* [What is expected]: Arrange these lines as a numbered list, leaving out any blank lines.

* [Source material]:
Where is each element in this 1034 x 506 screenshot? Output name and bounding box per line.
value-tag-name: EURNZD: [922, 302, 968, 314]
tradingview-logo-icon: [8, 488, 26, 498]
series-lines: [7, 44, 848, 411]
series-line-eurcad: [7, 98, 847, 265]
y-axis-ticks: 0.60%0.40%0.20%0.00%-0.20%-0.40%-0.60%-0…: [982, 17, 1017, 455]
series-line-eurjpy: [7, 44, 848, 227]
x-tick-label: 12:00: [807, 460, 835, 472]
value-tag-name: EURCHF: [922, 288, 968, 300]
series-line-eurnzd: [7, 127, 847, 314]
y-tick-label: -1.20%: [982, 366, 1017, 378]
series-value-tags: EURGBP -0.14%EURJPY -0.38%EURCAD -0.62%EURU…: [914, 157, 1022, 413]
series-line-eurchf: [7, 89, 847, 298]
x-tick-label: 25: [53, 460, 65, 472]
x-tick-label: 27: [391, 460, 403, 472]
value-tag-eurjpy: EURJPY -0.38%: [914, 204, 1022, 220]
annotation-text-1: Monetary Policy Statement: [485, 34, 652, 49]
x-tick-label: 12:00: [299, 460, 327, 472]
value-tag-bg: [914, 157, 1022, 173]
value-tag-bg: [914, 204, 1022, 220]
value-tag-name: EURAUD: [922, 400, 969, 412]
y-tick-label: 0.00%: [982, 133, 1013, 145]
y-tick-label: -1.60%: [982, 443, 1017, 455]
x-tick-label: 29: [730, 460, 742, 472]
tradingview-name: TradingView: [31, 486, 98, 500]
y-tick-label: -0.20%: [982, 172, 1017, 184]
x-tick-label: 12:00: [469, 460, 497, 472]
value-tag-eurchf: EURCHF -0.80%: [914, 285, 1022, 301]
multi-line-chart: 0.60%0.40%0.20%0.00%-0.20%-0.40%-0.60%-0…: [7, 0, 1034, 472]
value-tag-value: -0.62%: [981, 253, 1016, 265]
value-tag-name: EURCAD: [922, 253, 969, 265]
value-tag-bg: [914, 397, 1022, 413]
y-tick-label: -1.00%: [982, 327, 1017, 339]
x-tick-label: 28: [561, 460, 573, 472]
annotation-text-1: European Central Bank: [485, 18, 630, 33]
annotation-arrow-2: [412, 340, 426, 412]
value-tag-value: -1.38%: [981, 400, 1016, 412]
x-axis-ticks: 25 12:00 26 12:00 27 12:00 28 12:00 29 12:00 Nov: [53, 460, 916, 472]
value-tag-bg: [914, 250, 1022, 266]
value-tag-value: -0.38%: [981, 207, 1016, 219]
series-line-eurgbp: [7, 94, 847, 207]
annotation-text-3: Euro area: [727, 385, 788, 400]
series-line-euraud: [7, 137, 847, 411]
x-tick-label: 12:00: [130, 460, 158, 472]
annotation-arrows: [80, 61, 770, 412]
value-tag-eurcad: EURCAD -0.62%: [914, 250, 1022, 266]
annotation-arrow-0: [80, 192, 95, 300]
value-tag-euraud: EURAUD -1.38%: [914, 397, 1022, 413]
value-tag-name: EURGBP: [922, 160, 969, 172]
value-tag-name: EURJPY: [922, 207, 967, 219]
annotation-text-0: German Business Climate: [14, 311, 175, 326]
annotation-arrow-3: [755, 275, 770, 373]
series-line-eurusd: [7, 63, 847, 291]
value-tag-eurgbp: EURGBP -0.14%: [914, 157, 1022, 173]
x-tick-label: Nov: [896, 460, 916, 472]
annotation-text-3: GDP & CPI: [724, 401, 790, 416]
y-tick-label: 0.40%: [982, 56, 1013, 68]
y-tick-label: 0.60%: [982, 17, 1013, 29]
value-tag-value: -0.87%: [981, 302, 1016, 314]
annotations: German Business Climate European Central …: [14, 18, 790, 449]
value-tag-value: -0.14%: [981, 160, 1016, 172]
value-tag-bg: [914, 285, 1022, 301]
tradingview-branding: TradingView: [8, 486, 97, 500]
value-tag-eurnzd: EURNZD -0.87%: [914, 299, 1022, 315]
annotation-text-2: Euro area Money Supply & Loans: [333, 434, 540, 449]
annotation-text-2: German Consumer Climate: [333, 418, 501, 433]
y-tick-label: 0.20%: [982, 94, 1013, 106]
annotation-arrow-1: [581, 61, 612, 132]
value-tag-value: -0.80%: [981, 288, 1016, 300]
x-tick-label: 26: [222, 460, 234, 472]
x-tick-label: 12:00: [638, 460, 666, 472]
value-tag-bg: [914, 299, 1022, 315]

* [Final result]:
1. Where is each element in this 1034 x 506 screenshot? Output name and bounding box per line.
2. value-tag-name: EURNZD: [922, 302, 968, 314]
3. tradingview-logo-icon: [8, 488, 26, 498]
4. series-lines: [7, 44, 848, 411]
5. series-line-eurcad: [7, 98, 847, 265]
6. y-axis-ticks: 0.60%0.40%0.20%0.00%-0.20%-0.40%-0.60%-0…: [982, 17, 1017, 455]
7. series-line-eurjpy: [7, 44, 848, 227]
8. x-tick-label: 12:00: [807, 460, 835, 472]
9. value-tag-name: EURCHF: [922, 288, 968, 300]
10. series-line-eurnzd: [7, 127, 847, 314]
11. y-tick-label: -1.20%: [982, 366, 1017, 378]
12. series-value-tags: EURGBP -0.14%EURJPY -0.38%EURCAD -0.62%EURU…: [914, 157, 1022, 413]
13. series-line-eurchf: [7, 89, 847, 298]
14. x-tick-label: 25: [53, 460, 65, 472]
15. x-tick-label: 27: [391, 460, 403, 472]
16. value-tag-eurjpy: EURJPY -0.38%: [914, 204, 1022, 220]
17. annotation-text-1: Monetary Policy Statement: [485, 34, 652, 49]
18. x-tick-label: 12:00: [299, 460, 327, 472]
19. value-tag-bg: [914, 157, 1022, 173]
20. value-tag-bg: [914, 204, 1022, 220]
21. value-tag-name: EURAUD: [922, 400, 969, 412]
22. y-tick-label: 0.00%: [982, 133, 1013, 145]
23. y-tick-label: -1.60%: [982, 443, 1017, 455]
24. x-tick-label: 29: [730, 460, 742, 472]
25. tradingview-name: TradingView: [31, 486, 98, 500]
26. y-tick-label: -0.20%: [982, 172, 1017, 184]
27. x-tick-label: 12:00: [469, 460, 497, 472]
28. value-tag-eurchf: EURCHF -0.80%: [914, 285, 1022, 301]
29. multi-line-chart: 0.60%0.40%0.20%0.00%-0.20%-0.40%-0.60%-0…: [7, 0, 1034, 472]
30. value-tag-value: -0.62%: [981, 253, 1016, 265]
31. value-tag-name: EURCAD: [922, 253, 969, 265]
32. value-tag-bg: [914, 397, 1022, 413]
33. y-tick-label: -1.00%: [982, 327, 1017, 339]
34. x-tick-label: 28: [561, 460, 573, 472]
35. annotation-text-1: European Central Bank: [485, 18, 630, 33]
36. annotation-arrow-2: [412, 340, 426, 412]
37. value-tag-value: -1.38%: [981, 400, 1016, 412]
38. x-axis-ticks: 25 12:00 26 12:00 27 12:00 28 12:00 29 12:00 Nov: [53, 460, 916, 472]
39. value-tag-bg: [914, 250, 1022, 266]
40. value-tag-value: -0.38%: [981, 207, 1016, 219]
41. series-line-eurgbp: [7, 94, 847, 207]
42. annotation-text-3: Euro area: [727, 385, 788, 400]
43. series-line-euraud: [7, 137, 847, 411]
44. x-tick-label: 12:00: [130, 460, 158, 472]
45. annotation-arrows: [80, 61, 770, 412]
46. value-tag-eurcad: EURCAD -0.62%: [914, 250, 1022, 266]
47. annotation-arrow-0: [80, 192, 95, 300]
48. value-tag-euraud: EURAUD -1.38%: [914, 397, 1022, 413]
49. value-tag-name: EURGBP: [922, 160, 969, 172]
50. value-tag-name: EURJPY: [922, 207, 967, 219]
51. annotation-text-0: German Business Climate: [14, 311, 175, 326]
52. annotation-arrow-3: [755, 275, 770, 373]
53. series-line-eurusd: [7, 63, 847, 291]
54. value-tag-eurgbp: EURGBP -0.14%: [914, 157, 1022, 173]
55. x-tick-label: Nov: [896, 460, 916, 472]
56. annotation-text-3: GDP & CPI: [724, 401, 790, 416]
57. y-tick-label: 0.40%: [982, 56, 1013, 68]
58. y-tick-label: 0.60%: [982, 17, 1013, 29]
59. value-tag-value: -0.87%: [981, 302, 1016, 314]
60. annotations: German Business Climate European Central …: [14, 18, 790, 449]
61. value-tag-value: -0.14%: [981, 160, 1016, 172]
62. value-tag-bg: [914, 285, 1022, 301]
63. tradingview-branding: TradingView: [8, 486, 97, 500]
64. value-tag-eurnzd: EURNZD -0.87%: [914, 299, 1022, 315]
65. annotation-text-2: Euro area Money Supply & Loans: [333, 434, 540, 449]
66. annotation-text-2: German Consumer Climate: [333, 418, 501, 433]
67. y-tick-label: 0.20%: [982, 94, 1013, 106]
68. annotation-arrow-1: [581, 61, 612, 132]
69. value-tag-value: -0.80%: [981, 288, 1016, 300]
70. x-tick-label: 26: [222, 460, 234, 472]
71. x-tick-label: 12:00: [638, 460, 666, 472]
72. value-tag-bg: [914, 299, 1022, 315]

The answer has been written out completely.